## Task instructions
Every record below is to be retyped exactly.
____
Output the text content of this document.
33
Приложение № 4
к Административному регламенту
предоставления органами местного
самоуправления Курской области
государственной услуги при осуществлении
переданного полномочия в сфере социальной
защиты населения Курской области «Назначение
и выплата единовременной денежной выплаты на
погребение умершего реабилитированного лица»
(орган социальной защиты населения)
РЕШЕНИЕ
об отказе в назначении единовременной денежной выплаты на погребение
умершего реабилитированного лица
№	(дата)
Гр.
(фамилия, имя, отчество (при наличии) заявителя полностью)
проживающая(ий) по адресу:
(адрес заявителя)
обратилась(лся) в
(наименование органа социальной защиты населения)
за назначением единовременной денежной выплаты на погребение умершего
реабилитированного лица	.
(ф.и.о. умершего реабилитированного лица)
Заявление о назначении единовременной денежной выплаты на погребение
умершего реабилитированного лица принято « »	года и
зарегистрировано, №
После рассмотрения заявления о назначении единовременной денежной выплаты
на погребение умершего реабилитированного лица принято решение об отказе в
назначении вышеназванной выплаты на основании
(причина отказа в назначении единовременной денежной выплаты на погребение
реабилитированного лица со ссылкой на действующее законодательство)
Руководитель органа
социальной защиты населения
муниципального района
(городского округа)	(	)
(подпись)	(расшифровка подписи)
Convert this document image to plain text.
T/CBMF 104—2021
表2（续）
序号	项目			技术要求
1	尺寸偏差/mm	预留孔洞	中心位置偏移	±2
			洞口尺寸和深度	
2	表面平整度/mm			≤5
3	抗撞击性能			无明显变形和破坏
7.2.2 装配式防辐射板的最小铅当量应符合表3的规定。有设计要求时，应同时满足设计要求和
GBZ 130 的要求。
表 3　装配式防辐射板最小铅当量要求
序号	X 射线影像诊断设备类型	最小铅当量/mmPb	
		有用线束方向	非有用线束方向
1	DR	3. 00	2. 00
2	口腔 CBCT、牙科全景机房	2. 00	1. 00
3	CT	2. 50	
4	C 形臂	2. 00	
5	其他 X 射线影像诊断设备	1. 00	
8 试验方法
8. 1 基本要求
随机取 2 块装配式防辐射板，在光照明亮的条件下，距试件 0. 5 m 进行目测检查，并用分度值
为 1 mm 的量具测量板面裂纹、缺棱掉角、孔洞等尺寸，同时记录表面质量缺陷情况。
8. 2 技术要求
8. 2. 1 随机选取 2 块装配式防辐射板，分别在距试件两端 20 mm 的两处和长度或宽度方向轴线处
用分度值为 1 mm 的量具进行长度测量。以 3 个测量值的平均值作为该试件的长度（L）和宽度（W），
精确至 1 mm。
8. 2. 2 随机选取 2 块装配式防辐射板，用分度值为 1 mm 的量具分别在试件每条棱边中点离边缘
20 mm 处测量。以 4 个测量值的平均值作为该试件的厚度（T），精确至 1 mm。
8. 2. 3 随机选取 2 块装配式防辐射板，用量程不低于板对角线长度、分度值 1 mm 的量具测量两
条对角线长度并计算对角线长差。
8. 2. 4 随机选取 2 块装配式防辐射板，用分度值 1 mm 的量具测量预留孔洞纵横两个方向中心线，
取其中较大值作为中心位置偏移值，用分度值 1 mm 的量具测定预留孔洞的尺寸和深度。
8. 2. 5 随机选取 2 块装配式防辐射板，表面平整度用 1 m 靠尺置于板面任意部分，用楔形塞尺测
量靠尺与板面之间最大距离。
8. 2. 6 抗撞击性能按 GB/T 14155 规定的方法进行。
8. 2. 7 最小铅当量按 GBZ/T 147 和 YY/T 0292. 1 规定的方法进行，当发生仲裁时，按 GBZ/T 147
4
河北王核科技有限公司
____
## Written reply
Output the text content of this document.
33
Приложение № 4
к Административному регламенту
предоставления органами местного
самоуправления Курской области
государственной услуги при осуществлении
переданного полномочия в сфере социальной
защиты населения Курской области «Назначение
и выплата единовременной денежной выплаты на
погребение умершего реабилитированного лица»
(орган социальной защиты населения)
РЕШЕНИЕ
об отказе в назначении единовременной денежной выплаты на погребение
умершего реабилитированного лица
№	(дата)
Гр.
(фамилия, имя, отчество (при наличии) заявителя полностью)
проживающая(ий) по адресу:
(адрес заявителя)
обратилась(лся) в
(наименование органа социальной защиты населения)
за назначением единовременной денежной выплаты на погребение умершего
реабилитированного лица	.
(ф.и.о. умершего реабилитированного лица)
Заявление о назначении единовременной денежной выплаты на погребение
умершего реабилитированного лица принято « »	года и
зарегистрировано, №
После рассмотрения заявления о назначении единовременной денежной выплаты
на погребение умершего реабилитированного лица принято решение об отказе в
назначении вышеназванной выплаты на основании
(причина отказа в назначении единовременной денежной выплаты на погребение
реабилитированного лица со ссылкой на действующее законодательство)
Руководитель органа
социальной защиты населения
муниципального района
(городского округа)	(	)
(подпись)	(расшифровка подписи)
Convert this document image to plain text.
T/CBMF 104—2021
表2（续）
序号	项目			技术要求
1	尺寸偏差/mm	预留孔洞	中心位置偏移	±2
			洞口尺寸和深度	
2	表面平整度/mm			≤5
3	抗撞击性能			无明显变形和破坏
7.2.2 装配式防辐射板的最小铅当量应符合表3的规定。有设计要求时，应同时满足设计要求和
GBZ 130 的要求。
表 3　装配式防辐射板最小铅当量要求
序号	X 射线影像诊断设备类型	最小铅当量/mmPb	
		有用线束方向	非有用线束方向
1	DR	3. 00	2. 00
2	口腔 CBCT、牙科全景机房	2. 00	1. 00
3	CT	2. 50	
4	C 形臂	2. 00	
5	其他 X 射线影像诊断设备	1. 00	
8 试验方法
8. 1 基本要求
随机取 2 块装配式防辐射板，在光照明亮的条件下，距试件 0. 5 m 进行目测检查，并用分度值
为 1 mm 的量具测量板面裂纹、缺棱掉角、孔洞等尺寸，同时记录表面质量缺陷情况。
8. 2 技术要求
8. 2. 1 随机选取 2 块装配式防辐射板，分别在距试件两端 20 mm 的两处和长度或宽度方向轴线处
用分度值为 1 mm 的量具进行长度测量。以 3 个测量值的平均值作为该试件的长度（L）和宽度（W），
精确至 1 mm。
8. 2. 2 随机选取 2 块装配式防辐射板，用分度值为 1 mm 的量具分别在试件每条棱边中点离边缘
20 mm 处测量。以 4 个测量值的平均值作为该试件的厚度（T），精确至 1 mm。
8. 2. 3 随机选取 2 块装配式防辐射板，用量程不低于板对角线长度、分度值 1 mm 的量具测量两
条对角线长度并计算对角线长差。
8. 2. 4 随机选取 2 块装配式防辐射板，用分度值 1 mm 的量具测量预留孔洞纵横两个方向中心线，
取其中较大值作为中心位置偏移值，用分度值 1 mm 的量具测定预留孔洞的尺寸和深度。
8. 2. 5 随机选取 2 块装配式防辐射板，表面平整度用 1 m 靠尺置于板面任意部分，用楔形塞尺测
量靠尺与板面之间最大距离。
8. 2. 6 抗撞击性能按 GB/T 14155 规定的方法进行。
8. 2. 7 最小铅当量按 GBZ/T 147 和 YY/T 0292. 1 规定的方法进行，当发生仲裁时，按 GBZ/T 147
4
河北王核科技有限公司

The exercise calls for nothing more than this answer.